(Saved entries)
* Begin *
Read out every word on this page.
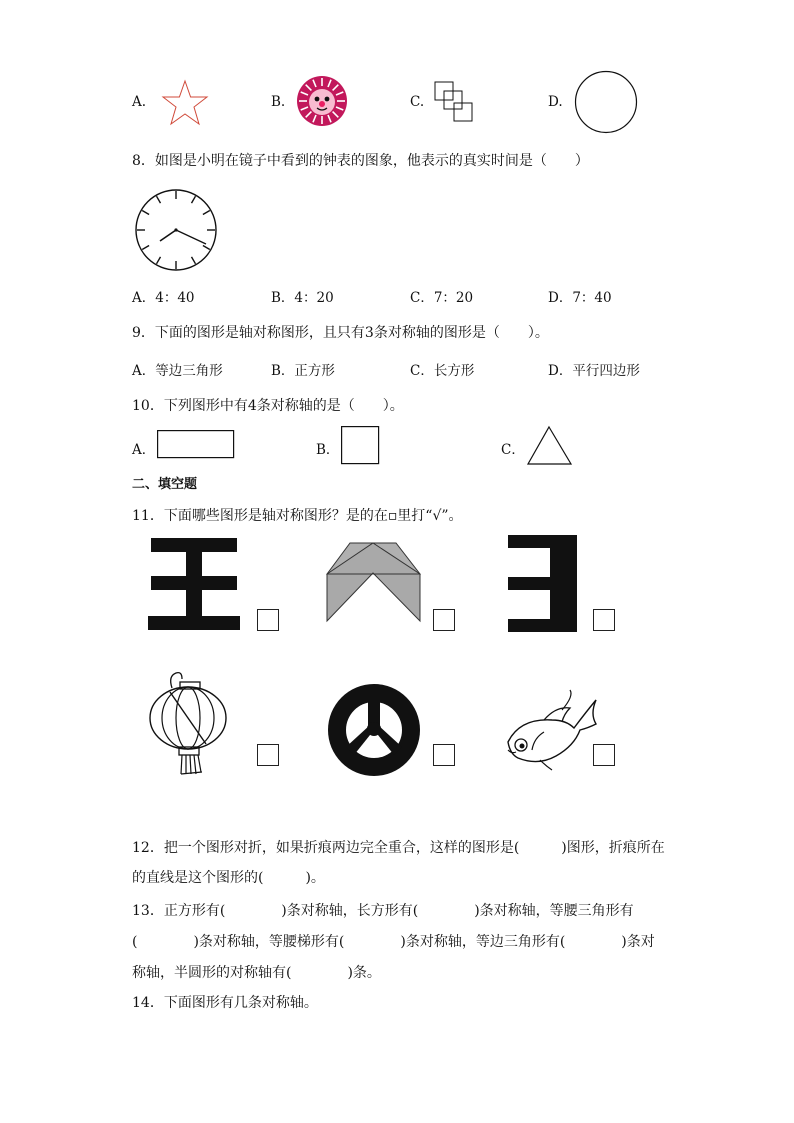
A.	B.	C.	D.
8．如图是小明在镜子中看到的钟表的图象，他表示的真实时间是（　　）
A．4：40	B．4：20	C．7：20	D．7：40
9．下面的图形是轴对称图形，且只有3条对称轴的图形是（　　）。
A．等边三角形	B．正方形	C．长方形	D．平行四边形
10．下列图形中有4条对称轴的是（　　）。
A．	B．	C．
二、填空题
11．下面哪些图形是轴对称图形？是的在▫里打“√”。
12．把一个图形对折，如果折痕两边完全重合，这样的图形是(　　　)图形，折痕所在
的直线是这个图形的(　　　)。
13．正方形有(　　　　)条对称轴，长方形有(　　　　)条对称轴，等腰三角形有
(　　　　)条对称轴，等腰梯形有(　　　　)条对称轴，等边三角形有(　　　　)条对
称轴，半圆形的对称轴有(　　　　)条。
14．下面图形有几条对称轴。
* End *
Aim of the task –
Pictures are to be left out; all else in the entries above is to be quoted exactly.

Task output –
Read out every word on this page.
A.	B.	C.	D.
8．如图是小明在镜子中看到的钟表的图象，他表示的真实时间是（　　）
A．4：40	B．4：20	C．7：20	D．7：40
9．下面的图形是轴对称图形，且只有3条对称轴的图形是（　　）。
A．等边三角形	B．正方形	C．长方形	D．平行四边形
10．下列图形中有4条对称轴的是（　　）。
A．	B．	C．
二、填空题
11．下面哪些图形是轴对称图形？是的在▫里打“√”。
12．把一个图形对折，如果折痕两边完全重合，这样的图形是(　　　)图形，折痕所在
的直线是这个图形的(　　　)。
13．正方形有(　　　　)条对称轴，长方形有(　　　　)条对称轴，等腰三角形有
(　　　　)条对称轴，等腰梯形有(　　　　)条对称轴，等边三角形有(　　　　)条对
称轴，半圆形的对称轴有(　　　　)条。
14．下面图形有几条对称轴。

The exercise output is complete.